— THE DATA —
..............................
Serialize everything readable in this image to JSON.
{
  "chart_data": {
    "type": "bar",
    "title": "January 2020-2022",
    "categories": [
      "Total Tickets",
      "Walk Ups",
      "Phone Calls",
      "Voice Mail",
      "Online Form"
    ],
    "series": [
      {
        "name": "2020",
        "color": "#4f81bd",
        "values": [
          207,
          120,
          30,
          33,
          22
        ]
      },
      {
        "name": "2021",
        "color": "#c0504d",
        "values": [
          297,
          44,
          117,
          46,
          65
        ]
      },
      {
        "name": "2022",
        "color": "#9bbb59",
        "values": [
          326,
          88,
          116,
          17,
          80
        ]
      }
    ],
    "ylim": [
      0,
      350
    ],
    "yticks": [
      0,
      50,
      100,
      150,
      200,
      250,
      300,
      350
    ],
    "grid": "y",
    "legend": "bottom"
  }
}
..............................
— STATED GOAL —
Your task is to transcribe the listing above in full, exactly as given.

— OUTPUT —
Serialize everything readable in this image to JSON.
{
  "chart_data": {
    "type": "bar",
    "title": "January 2020-2022",
    "categories": [
      "Total Tickets",
      "Walk Ups",
      "Phone Calls",
      "Voice Mail",
      "Online Form"
    ],
    "series": [
      {
        "name": "2020",
        "color": "#4f81bd",
        "values": [
          207,
          120,
          30,
          33,
          22
        ]
      },
      {
        "name": "2021",
        "color": "#c0504d",
        "values": [
          297,
          44,
          117,
          46,
          65
        ]
      },
      {
        "name": "2022",
        "color": "#9bbb59",
        "values": [
          326,
          88,
          116,
          17,
          80
        ]
      }
    ],
    "ylim": [
      0,
      350
    ],
    "yticks": [
      0,
      50,
      100,
      150,
      200,
      250,
      300,
      350
    ],
    "grid": "y",
    "legend": "bottom"
  }
}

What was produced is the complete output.